[The task] In the listing below, find every line containing "moist" and copy it out.

[Recorded data]
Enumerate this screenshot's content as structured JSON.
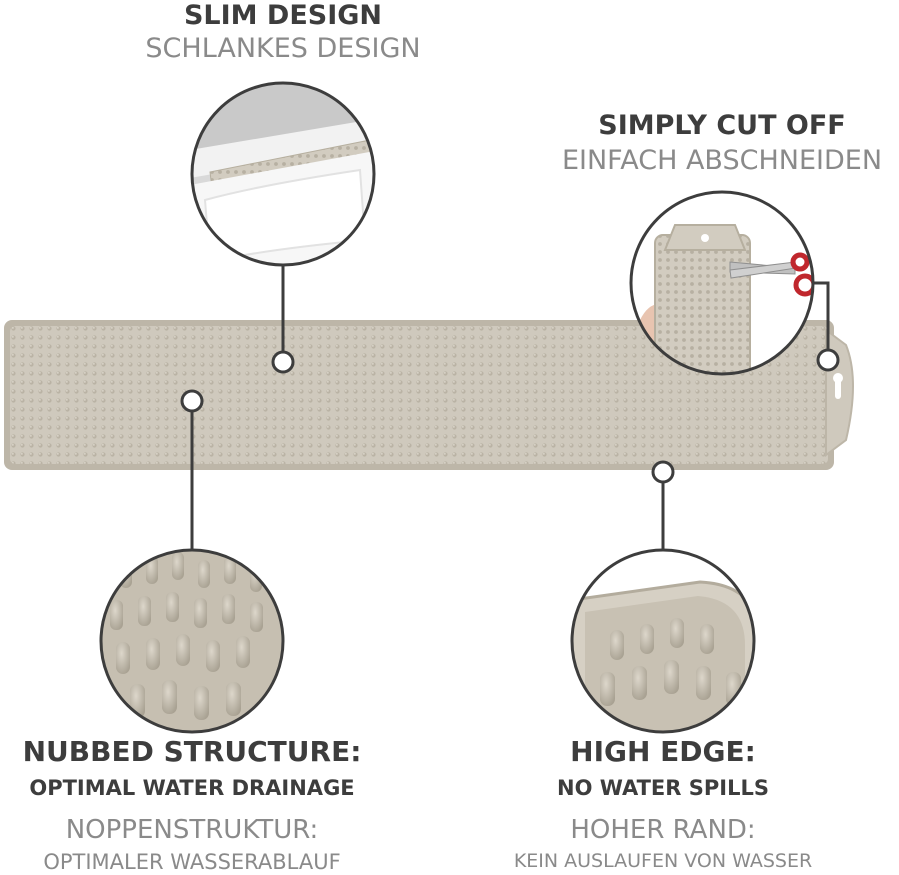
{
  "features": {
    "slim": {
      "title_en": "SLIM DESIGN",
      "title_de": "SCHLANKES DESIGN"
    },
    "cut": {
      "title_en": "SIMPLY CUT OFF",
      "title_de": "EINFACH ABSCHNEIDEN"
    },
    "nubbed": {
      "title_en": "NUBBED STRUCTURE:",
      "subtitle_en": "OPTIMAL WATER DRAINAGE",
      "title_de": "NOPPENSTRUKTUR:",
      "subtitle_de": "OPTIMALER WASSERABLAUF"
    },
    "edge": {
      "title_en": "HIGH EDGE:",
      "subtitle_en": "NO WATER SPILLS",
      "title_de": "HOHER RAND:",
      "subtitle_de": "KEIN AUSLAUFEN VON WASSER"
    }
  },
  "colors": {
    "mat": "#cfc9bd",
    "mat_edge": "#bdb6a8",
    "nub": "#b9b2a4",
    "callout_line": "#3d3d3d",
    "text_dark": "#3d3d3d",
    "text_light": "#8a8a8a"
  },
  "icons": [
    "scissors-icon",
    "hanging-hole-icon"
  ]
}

==

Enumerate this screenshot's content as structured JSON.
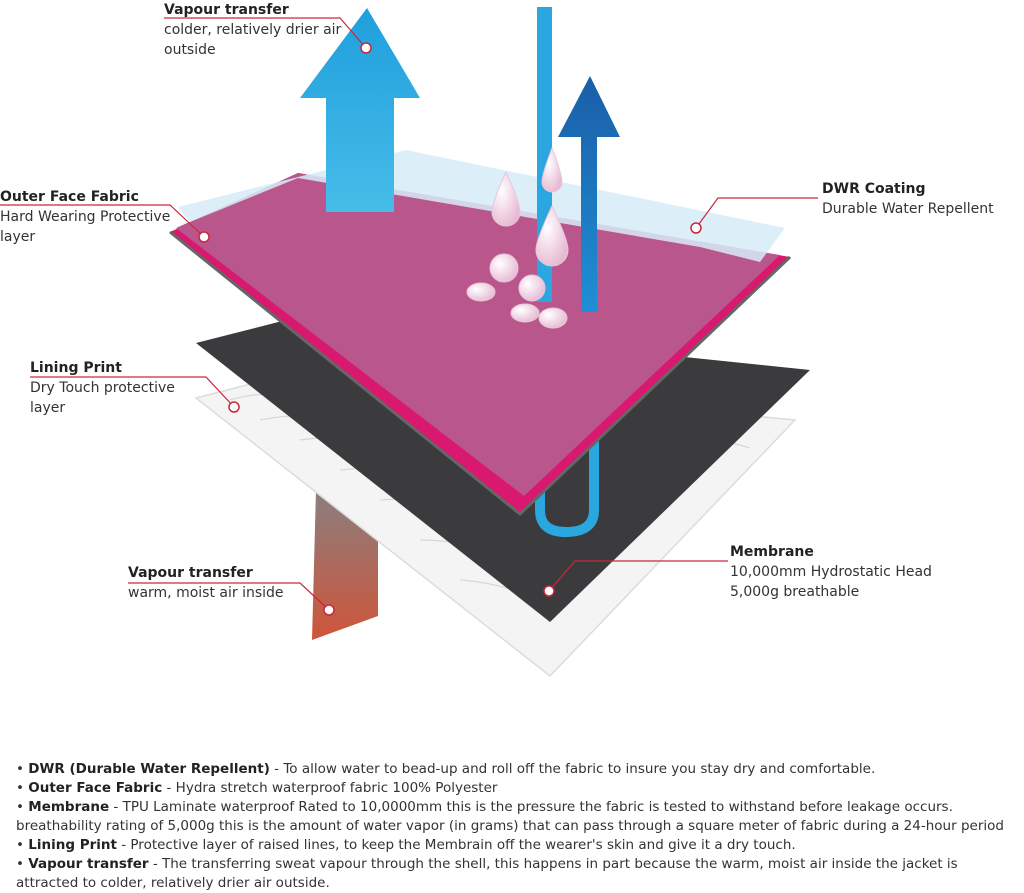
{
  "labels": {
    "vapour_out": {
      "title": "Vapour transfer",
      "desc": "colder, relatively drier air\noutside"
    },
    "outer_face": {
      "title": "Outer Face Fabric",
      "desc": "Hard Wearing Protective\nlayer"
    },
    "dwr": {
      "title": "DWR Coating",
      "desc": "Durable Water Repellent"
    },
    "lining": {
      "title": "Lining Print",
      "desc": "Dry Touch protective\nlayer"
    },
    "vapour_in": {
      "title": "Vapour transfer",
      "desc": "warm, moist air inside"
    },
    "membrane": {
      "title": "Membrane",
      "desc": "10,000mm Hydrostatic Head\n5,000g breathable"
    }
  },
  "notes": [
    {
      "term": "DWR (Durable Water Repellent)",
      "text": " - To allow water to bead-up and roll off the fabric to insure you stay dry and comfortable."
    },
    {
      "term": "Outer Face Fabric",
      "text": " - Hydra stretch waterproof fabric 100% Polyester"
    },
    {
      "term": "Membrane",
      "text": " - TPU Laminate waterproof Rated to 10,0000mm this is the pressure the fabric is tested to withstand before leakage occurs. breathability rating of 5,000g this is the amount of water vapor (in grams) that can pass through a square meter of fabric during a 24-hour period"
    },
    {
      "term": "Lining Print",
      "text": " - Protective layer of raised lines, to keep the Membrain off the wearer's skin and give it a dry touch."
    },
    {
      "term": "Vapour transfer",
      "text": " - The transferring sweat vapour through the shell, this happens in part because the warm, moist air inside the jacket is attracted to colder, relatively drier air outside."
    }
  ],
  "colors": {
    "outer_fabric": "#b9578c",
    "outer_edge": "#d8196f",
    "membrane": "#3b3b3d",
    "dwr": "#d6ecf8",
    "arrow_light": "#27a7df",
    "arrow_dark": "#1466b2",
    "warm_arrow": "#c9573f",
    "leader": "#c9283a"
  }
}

[Reply]
      "desc": "warm, moist air inside"
      "text": " - The transferring sweat vapour through the shell, this happens in part because the warm, moist air inside the jacket is attracted to colder, relatively drier air outside."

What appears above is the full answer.